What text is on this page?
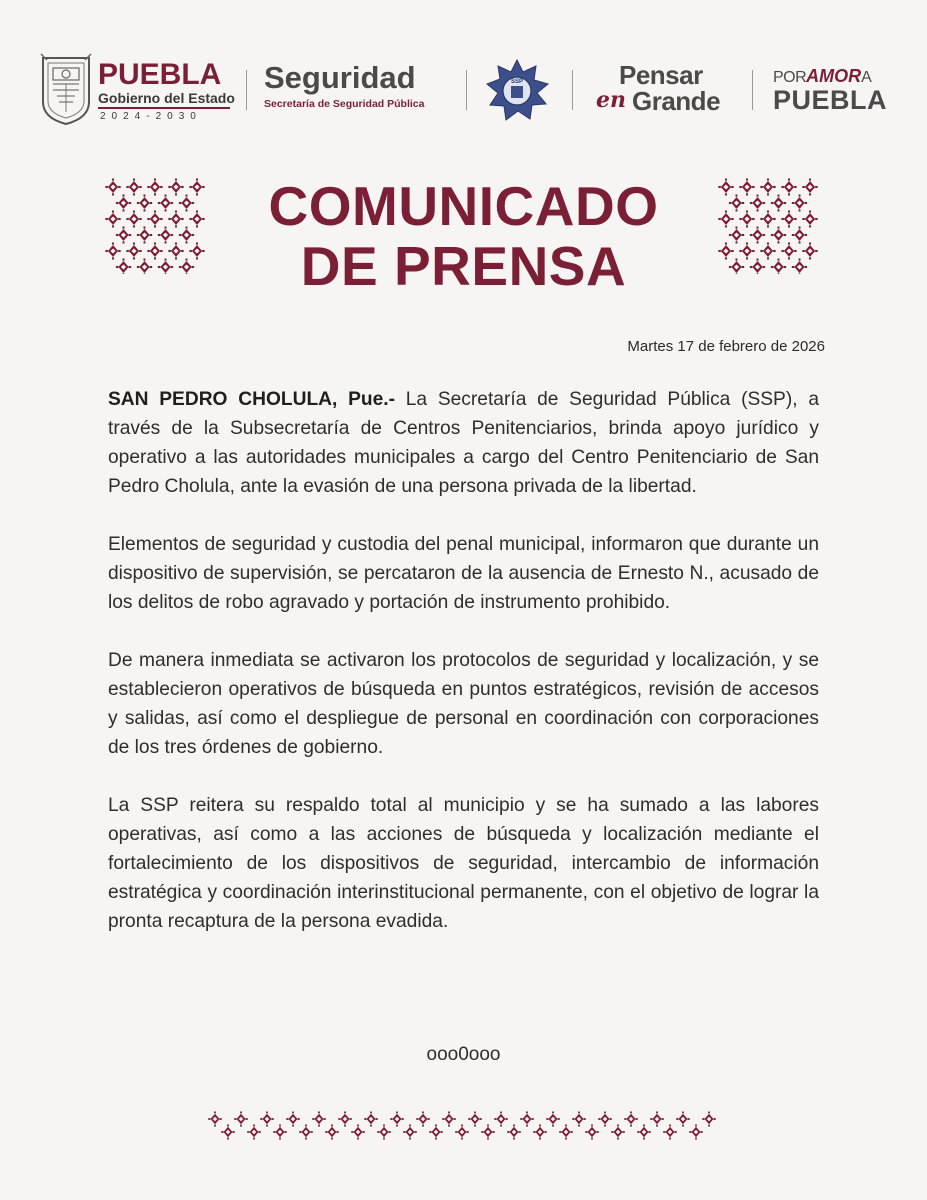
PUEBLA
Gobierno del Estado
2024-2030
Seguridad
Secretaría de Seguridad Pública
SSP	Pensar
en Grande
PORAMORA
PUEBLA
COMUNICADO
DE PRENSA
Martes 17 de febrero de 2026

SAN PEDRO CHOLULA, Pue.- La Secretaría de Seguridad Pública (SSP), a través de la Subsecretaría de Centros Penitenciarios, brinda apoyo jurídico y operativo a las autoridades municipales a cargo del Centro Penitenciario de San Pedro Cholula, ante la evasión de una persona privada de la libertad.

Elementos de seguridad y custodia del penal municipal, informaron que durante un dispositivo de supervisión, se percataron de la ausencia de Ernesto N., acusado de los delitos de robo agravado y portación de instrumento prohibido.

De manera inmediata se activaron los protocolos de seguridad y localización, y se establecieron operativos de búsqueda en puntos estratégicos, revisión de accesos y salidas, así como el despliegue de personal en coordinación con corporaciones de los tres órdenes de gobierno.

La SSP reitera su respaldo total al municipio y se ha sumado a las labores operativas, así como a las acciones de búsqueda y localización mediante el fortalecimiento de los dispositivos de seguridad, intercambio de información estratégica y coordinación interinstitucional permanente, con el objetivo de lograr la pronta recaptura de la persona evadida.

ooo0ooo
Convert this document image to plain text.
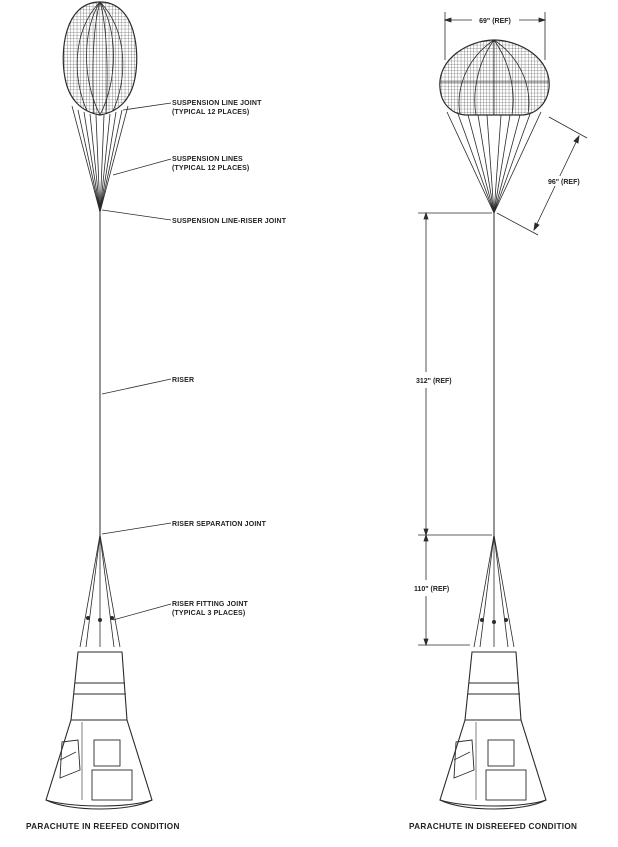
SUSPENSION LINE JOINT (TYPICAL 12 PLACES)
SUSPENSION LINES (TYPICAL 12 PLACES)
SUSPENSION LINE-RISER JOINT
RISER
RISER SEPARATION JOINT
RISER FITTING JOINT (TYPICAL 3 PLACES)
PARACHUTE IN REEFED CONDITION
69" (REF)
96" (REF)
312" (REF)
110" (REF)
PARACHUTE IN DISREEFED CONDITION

::::

Set task — Out of the preceding entries, pull every line containing the string "PLACES".

Solution to this exercise —
SUSPENSION LINE JOINT (TYPICAL 12 PLACES)
SUSPENSION LINES (TYPICAL 12 PLACES)
RISER FITTING JOINT (TYPICAL 3 PLACES)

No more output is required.